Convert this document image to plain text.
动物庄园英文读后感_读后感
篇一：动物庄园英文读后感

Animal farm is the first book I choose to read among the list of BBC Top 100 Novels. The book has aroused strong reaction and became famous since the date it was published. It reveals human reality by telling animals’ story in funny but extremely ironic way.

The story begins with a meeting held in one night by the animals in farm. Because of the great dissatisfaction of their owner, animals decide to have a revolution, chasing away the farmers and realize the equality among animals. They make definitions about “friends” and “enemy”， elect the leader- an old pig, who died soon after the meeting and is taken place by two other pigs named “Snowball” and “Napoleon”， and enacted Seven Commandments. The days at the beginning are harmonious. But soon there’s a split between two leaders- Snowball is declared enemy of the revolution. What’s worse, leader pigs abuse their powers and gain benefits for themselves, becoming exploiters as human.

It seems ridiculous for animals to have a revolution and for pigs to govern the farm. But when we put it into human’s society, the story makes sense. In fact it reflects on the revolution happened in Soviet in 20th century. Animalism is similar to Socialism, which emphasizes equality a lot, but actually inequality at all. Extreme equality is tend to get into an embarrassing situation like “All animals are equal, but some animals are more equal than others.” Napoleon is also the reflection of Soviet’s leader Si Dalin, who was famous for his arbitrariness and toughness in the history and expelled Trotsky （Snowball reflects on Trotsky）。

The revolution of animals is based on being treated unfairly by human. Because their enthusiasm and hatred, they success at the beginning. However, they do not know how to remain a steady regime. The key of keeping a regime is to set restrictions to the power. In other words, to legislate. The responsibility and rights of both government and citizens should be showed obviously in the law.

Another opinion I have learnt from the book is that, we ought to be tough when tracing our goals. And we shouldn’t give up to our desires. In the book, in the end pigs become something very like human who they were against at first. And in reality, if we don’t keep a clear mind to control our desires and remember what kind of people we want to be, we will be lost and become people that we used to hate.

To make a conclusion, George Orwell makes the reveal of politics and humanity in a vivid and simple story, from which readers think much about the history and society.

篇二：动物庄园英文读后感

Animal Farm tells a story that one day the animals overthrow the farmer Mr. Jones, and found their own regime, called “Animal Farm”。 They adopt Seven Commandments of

____

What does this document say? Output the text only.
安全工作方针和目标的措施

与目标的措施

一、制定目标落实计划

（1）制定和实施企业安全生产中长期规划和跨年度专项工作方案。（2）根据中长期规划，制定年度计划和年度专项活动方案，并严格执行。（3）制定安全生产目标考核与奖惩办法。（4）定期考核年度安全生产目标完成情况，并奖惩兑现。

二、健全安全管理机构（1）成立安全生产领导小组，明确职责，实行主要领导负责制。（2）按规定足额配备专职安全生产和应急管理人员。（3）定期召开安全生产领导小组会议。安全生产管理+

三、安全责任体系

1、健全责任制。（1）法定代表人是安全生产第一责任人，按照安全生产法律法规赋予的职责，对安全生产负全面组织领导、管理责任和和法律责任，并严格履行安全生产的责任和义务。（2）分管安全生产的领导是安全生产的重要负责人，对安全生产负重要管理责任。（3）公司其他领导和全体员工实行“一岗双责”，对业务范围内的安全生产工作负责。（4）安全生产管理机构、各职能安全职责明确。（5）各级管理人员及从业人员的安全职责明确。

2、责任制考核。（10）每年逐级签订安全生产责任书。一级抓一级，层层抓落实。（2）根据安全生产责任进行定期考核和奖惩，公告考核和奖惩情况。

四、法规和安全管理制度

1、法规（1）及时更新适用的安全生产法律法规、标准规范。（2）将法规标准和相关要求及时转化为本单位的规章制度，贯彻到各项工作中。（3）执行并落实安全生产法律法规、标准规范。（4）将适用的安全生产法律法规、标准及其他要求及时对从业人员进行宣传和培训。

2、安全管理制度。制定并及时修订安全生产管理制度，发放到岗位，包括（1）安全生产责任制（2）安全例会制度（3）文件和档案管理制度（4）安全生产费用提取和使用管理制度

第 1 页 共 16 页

____

- **Description of the task**
For each line of the listing that holds the word "this", show that line.

- **Reply to the task**
Convert this document image to plain text.
What does this document say? Output the text only.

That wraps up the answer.